**WRITTEN REQUEST:**
Write out every line of the material exactly as it appears.

━━━ RECORDED DATA

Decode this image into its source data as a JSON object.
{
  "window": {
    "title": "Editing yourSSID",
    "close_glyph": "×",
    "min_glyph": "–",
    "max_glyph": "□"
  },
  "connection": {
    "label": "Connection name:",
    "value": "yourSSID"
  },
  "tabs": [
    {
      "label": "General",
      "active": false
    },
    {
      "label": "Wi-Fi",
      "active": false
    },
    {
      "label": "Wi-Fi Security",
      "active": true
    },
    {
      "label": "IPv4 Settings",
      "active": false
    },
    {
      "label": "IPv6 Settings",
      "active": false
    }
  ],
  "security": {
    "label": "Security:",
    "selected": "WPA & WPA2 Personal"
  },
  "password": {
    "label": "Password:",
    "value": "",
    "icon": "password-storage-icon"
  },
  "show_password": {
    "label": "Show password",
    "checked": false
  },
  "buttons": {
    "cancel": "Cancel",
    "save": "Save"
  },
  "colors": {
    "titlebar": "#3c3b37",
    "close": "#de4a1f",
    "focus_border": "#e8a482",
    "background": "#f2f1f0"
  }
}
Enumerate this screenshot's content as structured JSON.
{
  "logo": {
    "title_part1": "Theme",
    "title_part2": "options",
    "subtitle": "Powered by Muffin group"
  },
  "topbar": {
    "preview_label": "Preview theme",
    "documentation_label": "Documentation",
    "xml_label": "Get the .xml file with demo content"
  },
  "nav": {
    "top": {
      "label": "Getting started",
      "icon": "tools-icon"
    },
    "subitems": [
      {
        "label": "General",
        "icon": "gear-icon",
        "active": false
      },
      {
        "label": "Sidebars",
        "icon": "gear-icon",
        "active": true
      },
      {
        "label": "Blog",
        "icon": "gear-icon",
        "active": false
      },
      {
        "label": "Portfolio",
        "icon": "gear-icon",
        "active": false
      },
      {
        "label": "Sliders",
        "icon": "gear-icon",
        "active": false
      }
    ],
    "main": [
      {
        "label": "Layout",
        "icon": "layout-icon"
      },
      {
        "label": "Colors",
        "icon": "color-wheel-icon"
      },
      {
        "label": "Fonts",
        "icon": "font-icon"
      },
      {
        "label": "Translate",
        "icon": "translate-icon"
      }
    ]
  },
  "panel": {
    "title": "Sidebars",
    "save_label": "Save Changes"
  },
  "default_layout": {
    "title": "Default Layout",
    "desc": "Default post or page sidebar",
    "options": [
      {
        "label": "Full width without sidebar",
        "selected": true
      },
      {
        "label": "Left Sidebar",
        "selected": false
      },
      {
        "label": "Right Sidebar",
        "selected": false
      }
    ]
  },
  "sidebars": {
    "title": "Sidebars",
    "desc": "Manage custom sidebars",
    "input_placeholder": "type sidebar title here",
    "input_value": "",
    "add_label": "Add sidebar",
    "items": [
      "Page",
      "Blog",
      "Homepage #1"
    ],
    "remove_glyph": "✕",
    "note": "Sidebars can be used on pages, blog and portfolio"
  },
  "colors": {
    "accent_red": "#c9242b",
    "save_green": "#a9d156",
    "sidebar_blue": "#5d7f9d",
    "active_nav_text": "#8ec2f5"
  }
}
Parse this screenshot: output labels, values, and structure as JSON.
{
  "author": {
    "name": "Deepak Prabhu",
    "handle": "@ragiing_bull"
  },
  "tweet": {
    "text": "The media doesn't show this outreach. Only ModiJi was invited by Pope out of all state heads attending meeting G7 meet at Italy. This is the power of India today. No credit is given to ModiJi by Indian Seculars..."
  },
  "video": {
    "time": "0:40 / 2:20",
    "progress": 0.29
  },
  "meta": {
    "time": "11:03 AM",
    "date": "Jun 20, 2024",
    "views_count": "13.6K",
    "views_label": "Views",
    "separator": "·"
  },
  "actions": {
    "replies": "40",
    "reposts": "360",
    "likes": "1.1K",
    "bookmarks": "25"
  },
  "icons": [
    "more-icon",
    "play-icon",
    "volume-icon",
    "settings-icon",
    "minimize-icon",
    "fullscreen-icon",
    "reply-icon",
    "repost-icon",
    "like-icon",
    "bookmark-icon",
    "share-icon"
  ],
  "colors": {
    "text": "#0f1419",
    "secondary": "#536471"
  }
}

━━━━━━

**COMPLETED TASK:**
Decode this image into its source data as a JSON object.
{
  "window": {
    "title": "Editing yourSSID",
    "close_glyph": "×",
    "min_glyph": "–",
    "max_glyph": "□"
  },
  "connection": {
    "label": "Connection name:",
    "value": "yourSSID"
  },
  "tabs": [
    {
      "label": "General",
      "active": false
    },
    {
      "label": "Wi-Fi",
      "active": false
    },
    {
      "label": "Wi-Fi Security",
      "active": true
    },
    {
      "label": "IPv4 Settings",
      "active": false
    },
    {
      "label": "IPv6 Settings",
      "active": false
    }
  ],
  "security": {
    "label": "Security:",
    "selected": "WPA & WPA2 Personal"
  },
  "password": {
    "label": "Password:",
    "value": "",
    "icon": "password-storage-icon"
  },
  "show_password": {
    "label": "Show password",
    "checked": false
  },
  "buttons": {
    "cancel": "Cancel",
    "save": "Save"
  },
  "colors": {
    "titlebar": "#3c3b37",
    "close": "#de4a1f",
    "focus_border": "#e8a482",
    "background": "#f2f1f0"
  }
}
Enumerate this screenshot's content as structured JSON.
{
  "logo": {
    "title_part1": "Theme",
    "title_part2": "options",
    "subtitle": "Powered by Muffin group"
  },
  "topbar": {
    "preview_label": "Preview theme",
    "documentation_label": "Documentation",
    "xml_label": "Get the .xml file with demo content"
  },
  "nav": {
    "top": {
      "label": "Getting started",
      "icon": "tools-icon"
    },
    "subitems": [
      {
        "label": "General",
        "icon": "gear-icon",
        "active": false
      },
      {
        "label": "Sidebars",
        "icon": "gear-icon",
        "active": true
      },
      {
        "label": "Blog",
        "icon": "gear-icon",
        "active": false
      },
      {
        "label": "Portfolio",
        "icon": "gear-icon",
        "active": false
      },
      {
        "label": "Sliders",
        "icon": "gear-icon",
        "active": false
      }
    ],
    "main": [
      {
        "label": "Layout",
        "icon": "layout-icon"
      },
      {
        "label": "Colors",
        "icon": "color-wheel-icon"
      },
      {
        "label": "Fonts",
        "icon": "font-icon"
      },
      {
        "label": "Translate",
        "icon": "translate-icon"
      }
    ]
  },
  "panel": {
    "title": "Sidebars",
    "save_label": "Save Changes"
  },
  "default_layout": {
    "title": "Default Layout",
    "desc": "Default post or page sidebar",
    "options": [
      {
        "label": "Full width without sidebar",
        "selected": true
      },
      {
        "label": "Left Sidebar",
        "selected": false
      },
      {
        "label": "Right Sidebar",
        "selected": false
      }
    ]
  },
  "sidebars": {
    "title": "Sidebars",
    "desc": "Manage custom sidebars",
    "input_placeholder": "type sidebar title here",
    "input_value": "",
    "add_label": "Add sidebar",
    "items": [
      "Page",
      "Blog",
      "Homepage #1"
    ],
    "remove_glyph": "✕",
    "note": "Sidebars can be used on pages, blog and portfolio"
  },
  "colors": {
    "accent_red": "#c9242b",
    "save_green": "#a9d156",
    "sidebar_blue": "#5d7f9d",
    "active_nav_text": "#8ec2f5"
  }
}
Parse this screenshot: output labels, values, and structure as JSON.
{
  "author": {
    "name": "Deepak Prabhu",
    "handle": "@ragiing_bull"
  },
  "tweet": {
    "text": "The media doesn't show this outreach. Only ModiJi was invited by Pope out of all state heads attending meeting G7 meet at Italy. This is the power of India today. No credit is given to ModiJi by Indian Seculars..."
  },
  "video": {
    "time": "0:40 / 2:20",
    "progress": 0.29
  },
  "meta": {
    "time": "11:03 AM",
    "date": "Jun 20, 2024",
    "views_count": "13.6K",
    "views_label": "Views",
    "separator": "·"
  },
  "actions": {
    "replies": "40",
    "reposts": "360",
    "likes": "1.1K",
    "bookmarks": "25"
  },
  "icons": [
    "more-icon",
    "play-icon",
    "volume-icon",
    "settings-icon",
    "minimize-icon",
    "fullscreen-icon",
    "reply-icon",
    "repost-icon",
    "like-icon",
    "bookmark-icon",
    "share-icon"
  ],
  "colors": {
    "text": "#0f1419",
    "secondary": "#536471"
  }
}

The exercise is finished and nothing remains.